- **Given request**
Rename "gemstone-highlight" to "gem-marker" in the part of the records that opens with the line containing "horizontal-ruler: 5 10" and closes with the line containing "vertical-ruler: 1.5 1.25". Return only those lines, leaving everything else in them unchanged.

- **Records for this exercise**
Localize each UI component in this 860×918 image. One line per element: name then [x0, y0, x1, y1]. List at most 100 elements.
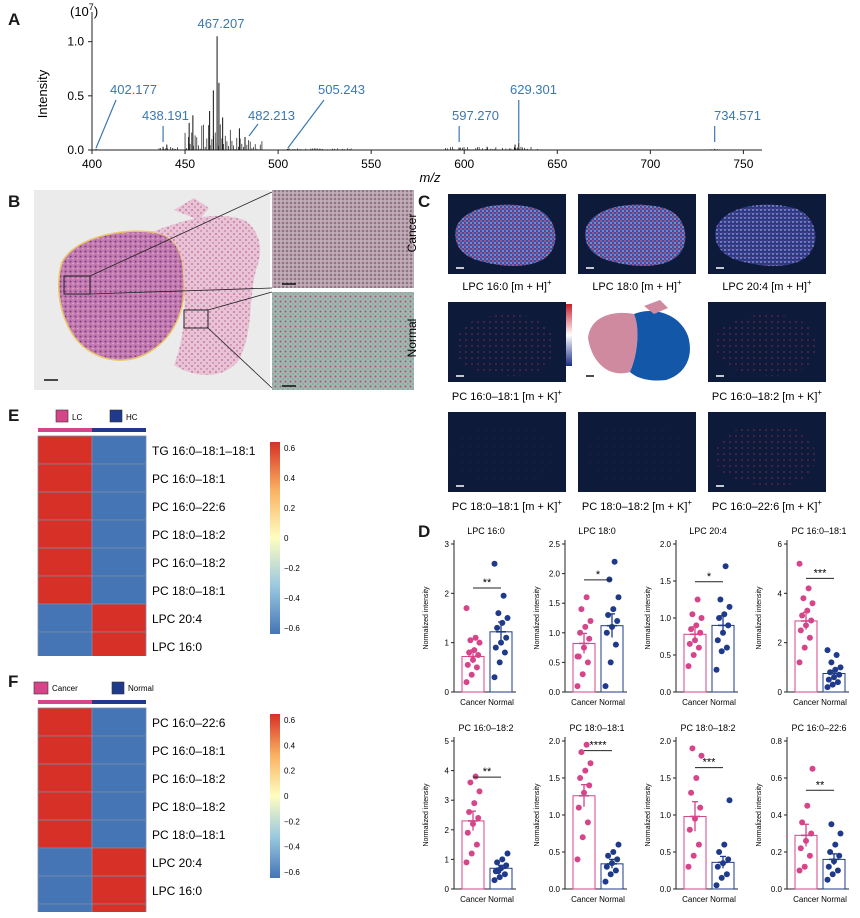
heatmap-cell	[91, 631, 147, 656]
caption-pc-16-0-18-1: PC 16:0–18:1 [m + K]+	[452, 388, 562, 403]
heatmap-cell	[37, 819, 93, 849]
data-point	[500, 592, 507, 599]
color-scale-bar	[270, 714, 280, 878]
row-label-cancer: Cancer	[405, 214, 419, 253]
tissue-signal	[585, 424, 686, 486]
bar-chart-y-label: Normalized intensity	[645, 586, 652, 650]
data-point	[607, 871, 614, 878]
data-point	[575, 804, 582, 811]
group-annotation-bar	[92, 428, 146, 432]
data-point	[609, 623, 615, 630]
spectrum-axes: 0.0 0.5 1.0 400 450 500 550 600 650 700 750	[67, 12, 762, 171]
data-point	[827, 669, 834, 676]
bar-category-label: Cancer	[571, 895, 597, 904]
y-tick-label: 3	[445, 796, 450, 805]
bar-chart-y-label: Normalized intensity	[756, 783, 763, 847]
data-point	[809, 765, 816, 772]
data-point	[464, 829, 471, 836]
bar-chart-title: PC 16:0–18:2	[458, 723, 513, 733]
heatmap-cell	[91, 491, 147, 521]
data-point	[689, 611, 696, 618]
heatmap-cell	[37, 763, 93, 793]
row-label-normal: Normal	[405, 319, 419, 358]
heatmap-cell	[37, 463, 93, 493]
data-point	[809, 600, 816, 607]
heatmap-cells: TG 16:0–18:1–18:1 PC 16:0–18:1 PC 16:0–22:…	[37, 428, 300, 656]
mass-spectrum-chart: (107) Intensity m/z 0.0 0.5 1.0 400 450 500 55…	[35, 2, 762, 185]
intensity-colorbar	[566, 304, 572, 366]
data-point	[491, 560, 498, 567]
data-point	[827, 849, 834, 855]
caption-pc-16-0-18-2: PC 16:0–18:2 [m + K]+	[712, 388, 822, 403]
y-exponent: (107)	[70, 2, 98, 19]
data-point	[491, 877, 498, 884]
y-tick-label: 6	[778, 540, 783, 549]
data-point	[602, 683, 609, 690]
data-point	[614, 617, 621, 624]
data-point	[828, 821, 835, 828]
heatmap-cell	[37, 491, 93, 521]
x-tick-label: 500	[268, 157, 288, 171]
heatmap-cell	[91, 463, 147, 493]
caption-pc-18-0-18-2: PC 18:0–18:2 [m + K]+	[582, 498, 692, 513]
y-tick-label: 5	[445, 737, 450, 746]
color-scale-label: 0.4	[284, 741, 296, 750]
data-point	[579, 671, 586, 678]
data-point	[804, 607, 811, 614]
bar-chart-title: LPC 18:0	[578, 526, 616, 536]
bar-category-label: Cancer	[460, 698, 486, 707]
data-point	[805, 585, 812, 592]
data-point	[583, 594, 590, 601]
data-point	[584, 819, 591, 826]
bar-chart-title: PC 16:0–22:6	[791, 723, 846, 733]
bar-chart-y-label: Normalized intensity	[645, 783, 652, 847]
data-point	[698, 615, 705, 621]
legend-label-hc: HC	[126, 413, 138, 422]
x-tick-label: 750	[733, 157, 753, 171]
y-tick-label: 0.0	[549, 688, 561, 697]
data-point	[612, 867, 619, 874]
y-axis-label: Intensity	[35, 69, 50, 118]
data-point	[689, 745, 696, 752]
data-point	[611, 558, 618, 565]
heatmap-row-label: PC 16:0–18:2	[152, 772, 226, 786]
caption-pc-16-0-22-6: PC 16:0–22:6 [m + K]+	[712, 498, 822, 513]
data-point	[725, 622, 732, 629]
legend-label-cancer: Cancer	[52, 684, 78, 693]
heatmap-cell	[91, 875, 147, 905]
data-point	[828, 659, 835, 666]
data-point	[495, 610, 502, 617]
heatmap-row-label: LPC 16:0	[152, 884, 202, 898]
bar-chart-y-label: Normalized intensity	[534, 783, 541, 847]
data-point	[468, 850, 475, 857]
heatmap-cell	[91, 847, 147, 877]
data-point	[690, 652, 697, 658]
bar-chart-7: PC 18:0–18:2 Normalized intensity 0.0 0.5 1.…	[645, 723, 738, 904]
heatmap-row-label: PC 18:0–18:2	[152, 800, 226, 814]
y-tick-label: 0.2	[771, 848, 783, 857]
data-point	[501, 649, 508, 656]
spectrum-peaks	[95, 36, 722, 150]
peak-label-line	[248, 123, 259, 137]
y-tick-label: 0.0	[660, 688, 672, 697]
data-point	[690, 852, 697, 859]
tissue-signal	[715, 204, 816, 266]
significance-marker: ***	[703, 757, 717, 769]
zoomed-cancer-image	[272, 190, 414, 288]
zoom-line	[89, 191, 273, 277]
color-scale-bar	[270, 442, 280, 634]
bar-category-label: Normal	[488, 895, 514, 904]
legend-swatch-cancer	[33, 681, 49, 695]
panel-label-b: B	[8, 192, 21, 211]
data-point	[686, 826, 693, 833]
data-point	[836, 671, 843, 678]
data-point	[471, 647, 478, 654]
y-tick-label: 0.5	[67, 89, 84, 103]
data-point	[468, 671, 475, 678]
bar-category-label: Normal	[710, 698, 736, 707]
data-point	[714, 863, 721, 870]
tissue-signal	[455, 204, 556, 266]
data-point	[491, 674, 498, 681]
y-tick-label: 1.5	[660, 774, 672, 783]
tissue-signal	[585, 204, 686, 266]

--

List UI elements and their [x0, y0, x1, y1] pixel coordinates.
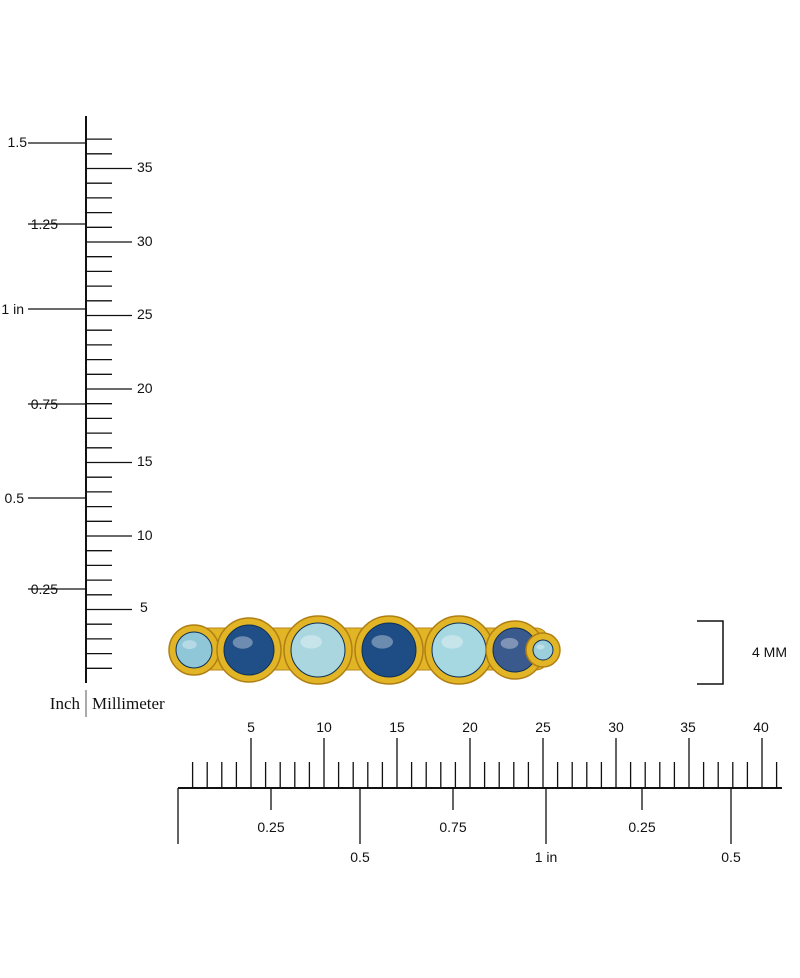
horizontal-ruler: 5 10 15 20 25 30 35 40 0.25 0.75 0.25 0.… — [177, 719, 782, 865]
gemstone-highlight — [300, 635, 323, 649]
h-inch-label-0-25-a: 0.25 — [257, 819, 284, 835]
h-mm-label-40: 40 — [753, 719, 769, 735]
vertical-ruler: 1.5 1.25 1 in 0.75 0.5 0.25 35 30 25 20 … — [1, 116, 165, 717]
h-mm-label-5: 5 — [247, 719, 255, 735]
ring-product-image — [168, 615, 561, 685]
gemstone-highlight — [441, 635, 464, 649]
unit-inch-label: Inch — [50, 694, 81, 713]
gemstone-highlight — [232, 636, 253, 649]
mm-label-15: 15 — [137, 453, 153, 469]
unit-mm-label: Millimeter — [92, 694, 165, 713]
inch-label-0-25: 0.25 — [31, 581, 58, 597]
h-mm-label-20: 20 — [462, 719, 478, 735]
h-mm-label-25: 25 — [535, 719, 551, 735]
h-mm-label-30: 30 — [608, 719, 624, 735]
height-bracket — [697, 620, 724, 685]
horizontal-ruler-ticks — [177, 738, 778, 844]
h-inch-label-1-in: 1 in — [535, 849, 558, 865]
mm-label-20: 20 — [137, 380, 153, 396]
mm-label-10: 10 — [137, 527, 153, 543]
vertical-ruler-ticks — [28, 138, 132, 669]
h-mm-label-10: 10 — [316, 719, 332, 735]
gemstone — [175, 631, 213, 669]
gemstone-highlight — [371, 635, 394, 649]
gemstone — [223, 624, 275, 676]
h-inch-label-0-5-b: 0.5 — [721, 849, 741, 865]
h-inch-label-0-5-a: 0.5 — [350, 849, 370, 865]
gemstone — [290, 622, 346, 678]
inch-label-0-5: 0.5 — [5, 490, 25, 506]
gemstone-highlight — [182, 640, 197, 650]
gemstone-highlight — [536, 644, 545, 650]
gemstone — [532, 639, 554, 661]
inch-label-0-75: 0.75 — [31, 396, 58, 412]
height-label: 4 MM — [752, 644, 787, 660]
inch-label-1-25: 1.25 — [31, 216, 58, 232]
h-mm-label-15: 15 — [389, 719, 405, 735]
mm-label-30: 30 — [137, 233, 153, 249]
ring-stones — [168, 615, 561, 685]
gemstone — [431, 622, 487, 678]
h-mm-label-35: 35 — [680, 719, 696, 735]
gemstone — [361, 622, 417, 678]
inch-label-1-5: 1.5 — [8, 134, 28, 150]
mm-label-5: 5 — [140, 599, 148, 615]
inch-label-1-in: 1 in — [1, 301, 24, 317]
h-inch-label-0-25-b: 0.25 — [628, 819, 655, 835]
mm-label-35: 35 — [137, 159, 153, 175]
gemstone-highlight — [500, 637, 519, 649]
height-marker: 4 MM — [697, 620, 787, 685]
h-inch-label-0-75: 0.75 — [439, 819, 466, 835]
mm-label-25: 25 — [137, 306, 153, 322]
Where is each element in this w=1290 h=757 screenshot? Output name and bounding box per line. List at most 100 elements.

- **Answer in full**
horizontal-ruler: 5 10 15 20 25 30 35 40 0.25 0.75 0.25 0.… — [177, 719, 782, 865]
gem-marker — [300, 635, 323, 649]
h-inch-label-0-25-a: 0.25 — [257, 819, 284, 835]
h-mm-label-40: 40 — [753, 719, 769, 735]
vertical-ruler: 1.5 1.25 1 in 0.75 0.5 0.25 35 30 25 20 … — [1, 116, 165, 717]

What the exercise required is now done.